**Exercise prompt**.
Every entry should be repeated exactly. Omit the pictures.

** start of Task inputs **

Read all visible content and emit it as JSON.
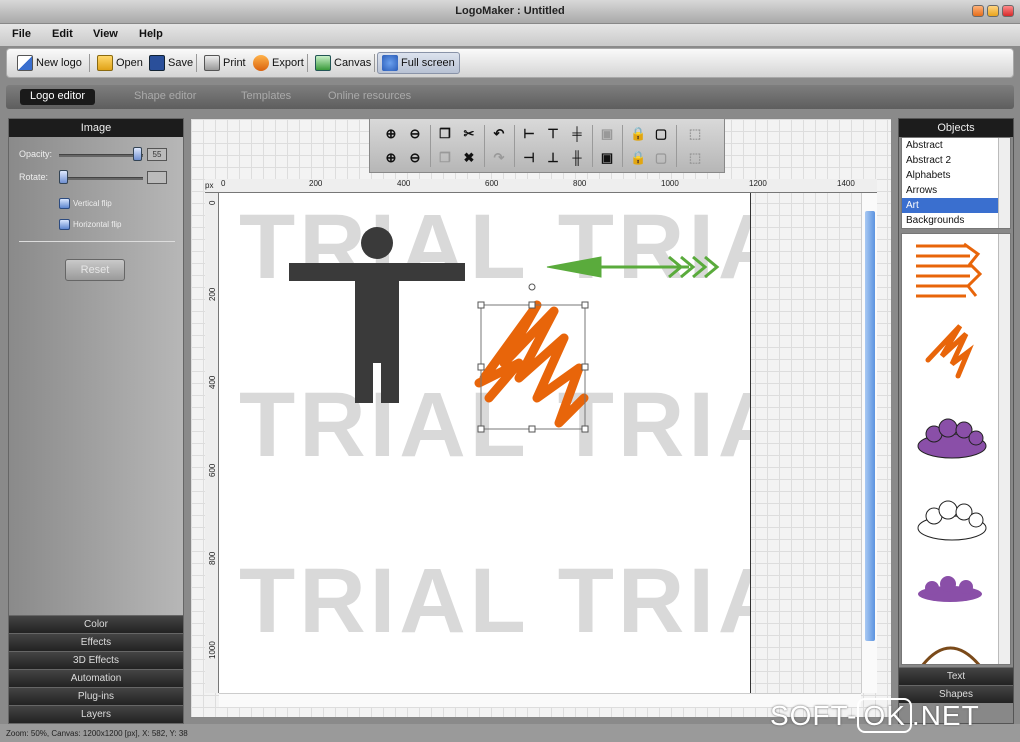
{
  "window": {
    "title": "LogoMaker : Untitled"
  },
  "menu": [
    "File",
    "Edit",
    "View",
    "Help"
  ],
  "toolbar": {
    "new_logo": "New logo",
    "open": "Open",
    "save": "Save",
    "print": "Print",
    "export": "Export",
    "canvas": "Canvas",
    "full_screen": "Full screen"
  },
  "mode_tabs": [
    "Logo editor",
    "Shape editor",
    "Templates",
    "Online resources"
  ],
  "left_panel": {
    "header": "Image",
    "opacity_label": "Opacity:",
    "opacity_value": "55",
    "rotate_label": "Rotate:",
    "rotate_value": "",
    "vertical_flip": "Vertical flip",
    "horizontal_flip": "Horizontal flip",
    "reset": "Reset",
    "sections": [
      "Color",
      "Effects",
      "3D Effects",
      "Automation",
      "Plug-ins",
      "Layers"
    ]
  },
  "canvas": {
    "ruler_unit": "px",
    "ruler_h": [
      "0",
      "200",
      "400",
      "600",
      "800",
      "1000",
      "1200",
      "1400"
    ],
    "ruler_v": [
      "0",
      "200",
      "400",
      "600",
      "800",
      "1000"
    ],
    "watermark": "TRIAL TRIAL"
  },
  "right_panel": {
    "header": "Objects",
    "categories": [
      "Abstract",
      "Abstract 2",
      "Alphabets",
      "Arrows",
      "Art",
      "Backgrounds"
    ],
    "selected": "Art",
    "sections": [
      "Text",
      "Shapes"
    ]
  },
  "status": {
    "text": "Zoom: 50%, Canvas: 1200x1200 [px], X: 582, Y: 38"
  },
  "watermark_site": {
    "left": "SOFT-",
    "box": "OK",
    "right": ".NET"
  },
  "colors": {
    "accent_orange": "#e8650a",
    "arrow_green": "#5aab3c",
    "figure": "#3a3a3a",
    "purple": "#8a4fa8"
  }
}
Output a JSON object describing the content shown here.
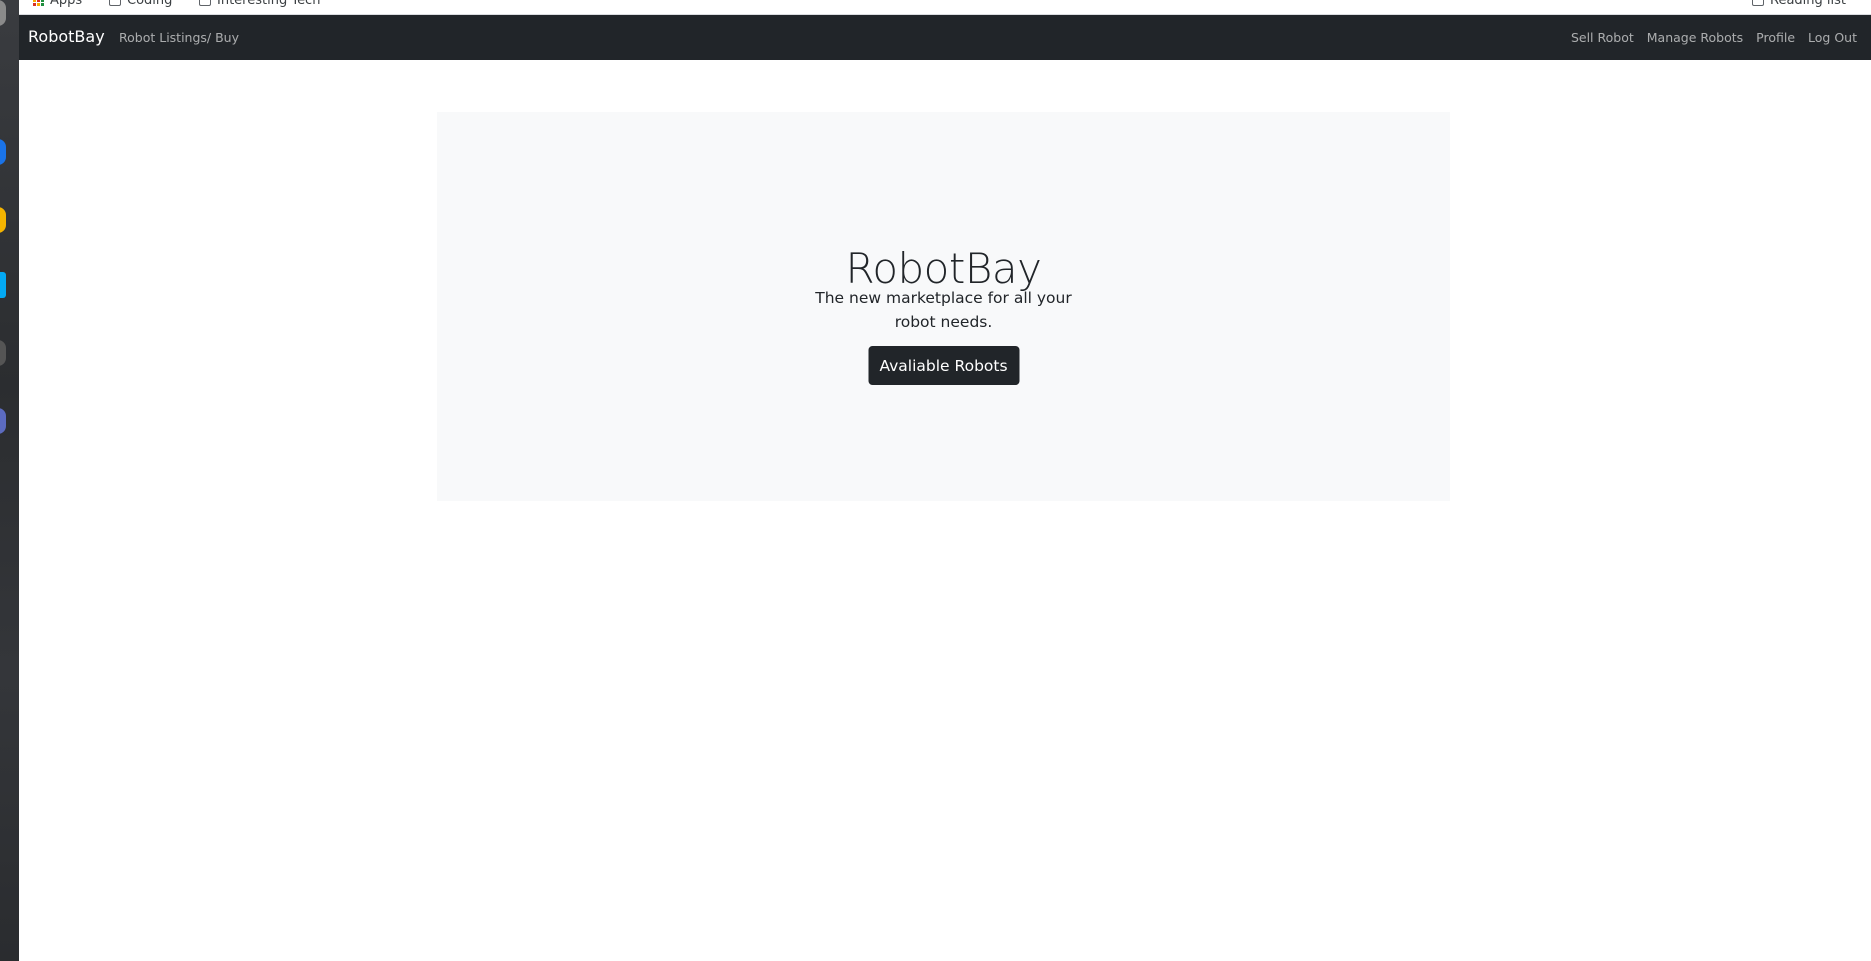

** end of Task inputs **

**Exercise solution**.
Read all visible content and emit it as JSON.
{
  "window": {
    "title": "LogoMaker : Untitled"
  },
  "menu": [
    "File",
    "Edit",
    "View",
    "Help"
  ],
  "toolbar": {
    "new_logo": "New logo",
    "open": "Open",
    "save": "Save",
    "print": "Print",
    "export": "Export",
    "canvas": "Canvas",
    "full_screen": "Full screen"
  },
  "mode_tabs": [
    "Logo editor",
    "Shape editor",
    "Templates",
    "Online resources"
  ],
  "left_panel": {
    "header": "Image",
    "opacity_label": "Opacity:",
    "opacity_value": "55",
    "rotate_label": "Rotate:",
    "rotate_value": "",
    "vertical_flip": "Vertical flip",
    "horizontal_flip": "Horizontal flip",
    "reset": "Reset",
    "sections": [
      "Color",
      "Effects",
      "3D Effects",
      "Automation",
      "Plug-ins",
      "Layers"
    ]
  },
  "canvas": {
    "ruler_unit": "px",
    "ruler_h": [
      "0",
      "200",
      "400",
      "600",
      "800",
      "1000",
      "1200",
      "1400"
    ],
    "ruler_v": [
      "0",
      "200",
      "400",
      "600",
      "800",
      "1000"
    ],
    "watermark": "TRIAL TRIAL"
  },
  "right_panel": {
    "header": "Objects",
    "categories": [
      "Abstract",
      "Abstract 2",
      "Alphabets",
      "Arrows",
      "Art",
      "Backgrounds"
    ],
    "selected": "Art",
    "sections": [
      "Text",
      "Shapes"
    ]
  },
  "status": {
    "text": "Zoom: 50%, Canvas: 1200x1200 [px], X: 582, Y: 38"
  },
  "watermark_site": {
    "left": "SOFT-",
    "box": "OK",
    "right": ".NET"
  },
  "colors": {
    "accent_orange": "#e8650a",
    "arrow_green": "#5aab3c",
    "figure": "#3a3a3a",
    "purple": "#8a4fa8"
  }
}
Output a JSON object describing the content shown here.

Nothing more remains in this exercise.